# Task to carry out
Lines containing the word "Rate" should be extracted in full.

— Start of Provided entries —

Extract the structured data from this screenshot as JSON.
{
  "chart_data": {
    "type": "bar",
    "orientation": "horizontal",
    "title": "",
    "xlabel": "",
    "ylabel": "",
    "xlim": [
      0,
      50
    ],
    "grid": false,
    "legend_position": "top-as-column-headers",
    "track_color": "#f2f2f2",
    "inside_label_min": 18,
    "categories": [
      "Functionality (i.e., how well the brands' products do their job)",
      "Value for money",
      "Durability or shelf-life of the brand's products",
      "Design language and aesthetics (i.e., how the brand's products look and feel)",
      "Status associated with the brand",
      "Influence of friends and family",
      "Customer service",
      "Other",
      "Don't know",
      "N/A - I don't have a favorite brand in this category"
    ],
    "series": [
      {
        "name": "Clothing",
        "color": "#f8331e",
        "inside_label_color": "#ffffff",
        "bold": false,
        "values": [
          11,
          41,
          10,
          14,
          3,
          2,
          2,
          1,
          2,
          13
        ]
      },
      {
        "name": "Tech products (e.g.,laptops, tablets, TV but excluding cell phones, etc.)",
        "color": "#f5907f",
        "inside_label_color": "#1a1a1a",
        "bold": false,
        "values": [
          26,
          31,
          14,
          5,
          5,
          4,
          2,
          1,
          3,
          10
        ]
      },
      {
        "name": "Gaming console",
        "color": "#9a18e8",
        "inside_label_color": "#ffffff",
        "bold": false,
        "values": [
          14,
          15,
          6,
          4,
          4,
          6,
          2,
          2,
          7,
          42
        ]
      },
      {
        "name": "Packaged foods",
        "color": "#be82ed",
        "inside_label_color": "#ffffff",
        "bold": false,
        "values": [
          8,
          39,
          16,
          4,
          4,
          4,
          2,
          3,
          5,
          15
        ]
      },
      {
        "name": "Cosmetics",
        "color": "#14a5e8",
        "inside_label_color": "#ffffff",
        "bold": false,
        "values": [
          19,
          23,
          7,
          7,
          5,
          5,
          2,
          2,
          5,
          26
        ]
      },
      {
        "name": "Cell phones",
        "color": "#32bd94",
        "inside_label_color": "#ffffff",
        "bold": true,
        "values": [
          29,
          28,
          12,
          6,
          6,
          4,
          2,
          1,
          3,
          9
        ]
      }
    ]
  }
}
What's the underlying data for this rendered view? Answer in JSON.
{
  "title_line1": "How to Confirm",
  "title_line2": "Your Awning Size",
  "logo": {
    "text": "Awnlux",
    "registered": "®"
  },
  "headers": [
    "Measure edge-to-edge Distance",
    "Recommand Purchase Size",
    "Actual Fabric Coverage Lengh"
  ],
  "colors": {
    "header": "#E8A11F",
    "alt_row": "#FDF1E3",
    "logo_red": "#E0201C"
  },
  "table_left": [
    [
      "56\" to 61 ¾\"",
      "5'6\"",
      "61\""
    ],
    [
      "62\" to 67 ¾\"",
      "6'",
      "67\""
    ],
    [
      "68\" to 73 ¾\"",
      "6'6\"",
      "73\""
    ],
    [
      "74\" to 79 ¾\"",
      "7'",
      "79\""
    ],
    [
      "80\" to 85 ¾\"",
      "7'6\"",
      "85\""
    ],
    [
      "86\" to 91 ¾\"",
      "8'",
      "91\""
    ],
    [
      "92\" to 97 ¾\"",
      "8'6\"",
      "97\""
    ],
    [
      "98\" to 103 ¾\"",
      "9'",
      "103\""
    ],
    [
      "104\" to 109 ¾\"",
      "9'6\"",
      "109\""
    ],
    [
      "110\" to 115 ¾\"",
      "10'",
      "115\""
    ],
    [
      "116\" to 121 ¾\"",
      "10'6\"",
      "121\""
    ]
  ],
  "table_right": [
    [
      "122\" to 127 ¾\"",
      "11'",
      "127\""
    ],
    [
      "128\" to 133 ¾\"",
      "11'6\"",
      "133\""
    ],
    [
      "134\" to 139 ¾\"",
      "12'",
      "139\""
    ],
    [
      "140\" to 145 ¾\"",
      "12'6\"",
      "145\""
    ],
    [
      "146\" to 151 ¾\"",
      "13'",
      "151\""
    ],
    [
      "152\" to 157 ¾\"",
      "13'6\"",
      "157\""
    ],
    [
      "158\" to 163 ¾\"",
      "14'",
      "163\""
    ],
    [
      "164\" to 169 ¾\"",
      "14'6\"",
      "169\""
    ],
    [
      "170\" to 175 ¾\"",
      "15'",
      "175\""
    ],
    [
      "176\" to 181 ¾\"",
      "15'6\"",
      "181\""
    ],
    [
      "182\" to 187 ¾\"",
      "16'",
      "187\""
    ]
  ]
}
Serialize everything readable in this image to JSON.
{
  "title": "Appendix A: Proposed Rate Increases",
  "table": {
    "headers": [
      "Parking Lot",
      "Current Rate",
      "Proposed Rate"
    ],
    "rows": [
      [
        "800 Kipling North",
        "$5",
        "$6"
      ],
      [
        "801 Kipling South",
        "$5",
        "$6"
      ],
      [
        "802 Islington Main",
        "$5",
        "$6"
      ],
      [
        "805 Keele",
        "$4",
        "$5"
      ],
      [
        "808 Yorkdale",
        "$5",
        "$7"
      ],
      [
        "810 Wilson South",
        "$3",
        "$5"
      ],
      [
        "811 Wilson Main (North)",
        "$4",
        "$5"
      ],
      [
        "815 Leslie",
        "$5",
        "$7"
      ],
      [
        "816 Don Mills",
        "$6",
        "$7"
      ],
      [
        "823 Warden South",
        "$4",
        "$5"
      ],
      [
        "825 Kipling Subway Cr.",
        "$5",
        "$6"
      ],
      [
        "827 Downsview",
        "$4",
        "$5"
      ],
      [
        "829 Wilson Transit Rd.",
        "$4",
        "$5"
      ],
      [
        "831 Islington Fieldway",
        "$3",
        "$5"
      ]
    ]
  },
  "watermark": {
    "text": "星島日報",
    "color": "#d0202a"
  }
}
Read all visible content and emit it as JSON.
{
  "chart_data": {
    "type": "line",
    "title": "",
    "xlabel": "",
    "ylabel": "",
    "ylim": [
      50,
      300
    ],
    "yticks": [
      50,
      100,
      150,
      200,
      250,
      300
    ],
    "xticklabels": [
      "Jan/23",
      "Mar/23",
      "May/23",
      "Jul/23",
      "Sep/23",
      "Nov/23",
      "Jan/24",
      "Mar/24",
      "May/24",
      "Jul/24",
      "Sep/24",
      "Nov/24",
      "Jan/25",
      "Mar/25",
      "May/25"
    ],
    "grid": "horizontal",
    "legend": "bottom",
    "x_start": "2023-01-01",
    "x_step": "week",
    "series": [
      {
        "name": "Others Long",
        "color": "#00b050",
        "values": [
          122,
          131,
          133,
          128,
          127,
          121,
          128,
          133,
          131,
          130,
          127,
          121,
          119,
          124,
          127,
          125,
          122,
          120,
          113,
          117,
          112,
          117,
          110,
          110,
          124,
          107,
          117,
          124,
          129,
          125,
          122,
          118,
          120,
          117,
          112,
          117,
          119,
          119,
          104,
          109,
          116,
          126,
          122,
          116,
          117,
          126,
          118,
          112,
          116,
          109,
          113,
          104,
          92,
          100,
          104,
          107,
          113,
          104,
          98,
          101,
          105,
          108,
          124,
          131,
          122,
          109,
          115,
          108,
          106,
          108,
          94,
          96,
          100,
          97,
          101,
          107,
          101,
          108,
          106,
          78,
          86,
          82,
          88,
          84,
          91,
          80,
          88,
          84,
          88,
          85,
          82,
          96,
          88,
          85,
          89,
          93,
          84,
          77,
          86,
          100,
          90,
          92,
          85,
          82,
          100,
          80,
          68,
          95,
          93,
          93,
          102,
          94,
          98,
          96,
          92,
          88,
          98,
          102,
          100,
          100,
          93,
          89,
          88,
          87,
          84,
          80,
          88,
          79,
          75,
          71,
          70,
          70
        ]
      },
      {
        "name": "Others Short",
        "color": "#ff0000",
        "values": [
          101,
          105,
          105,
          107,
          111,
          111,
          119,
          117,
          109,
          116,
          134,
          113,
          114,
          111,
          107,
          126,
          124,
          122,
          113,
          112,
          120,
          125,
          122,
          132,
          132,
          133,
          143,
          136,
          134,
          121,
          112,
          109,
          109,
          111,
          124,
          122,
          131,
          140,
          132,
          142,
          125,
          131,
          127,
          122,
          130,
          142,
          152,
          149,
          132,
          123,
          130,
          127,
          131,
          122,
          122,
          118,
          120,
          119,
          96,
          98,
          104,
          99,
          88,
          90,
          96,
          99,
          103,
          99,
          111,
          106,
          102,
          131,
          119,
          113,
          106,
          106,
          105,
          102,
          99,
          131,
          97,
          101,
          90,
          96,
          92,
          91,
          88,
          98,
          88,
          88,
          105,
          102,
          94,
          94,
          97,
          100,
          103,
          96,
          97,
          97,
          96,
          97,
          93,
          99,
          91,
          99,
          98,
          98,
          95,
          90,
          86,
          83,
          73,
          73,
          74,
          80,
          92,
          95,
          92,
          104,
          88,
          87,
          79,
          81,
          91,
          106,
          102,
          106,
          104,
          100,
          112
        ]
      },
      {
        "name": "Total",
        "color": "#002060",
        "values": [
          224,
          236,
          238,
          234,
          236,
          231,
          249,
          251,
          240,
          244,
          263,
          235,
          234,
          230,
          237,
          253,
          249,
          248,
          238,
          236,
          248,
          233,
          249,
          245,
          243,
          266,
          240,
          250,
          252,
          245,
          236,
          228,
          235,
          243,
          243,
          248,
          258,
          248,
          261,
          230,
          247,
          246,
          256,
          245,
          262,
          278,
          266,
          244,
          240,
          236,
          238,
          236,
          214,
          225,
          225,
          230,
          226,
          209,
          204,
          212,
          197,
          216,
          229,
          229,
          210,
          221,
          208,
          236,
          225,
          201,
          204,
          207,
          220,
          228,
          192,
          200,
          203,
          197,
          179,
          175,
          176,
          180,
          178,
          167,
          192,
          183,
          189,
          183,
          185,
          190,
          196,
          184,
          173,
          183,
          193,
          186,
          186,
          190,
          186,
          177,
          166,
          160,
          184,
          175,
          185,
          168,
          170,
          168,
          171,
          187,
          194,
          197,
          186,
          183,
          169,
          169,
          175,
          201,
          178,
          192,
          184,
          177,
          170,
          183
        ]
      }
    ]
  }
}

— End of Provided entries —

# Solved exercise
  "title": "Appendix A: Proposed Rate Increases",
      "Current Rate",
      "Proposed Rate"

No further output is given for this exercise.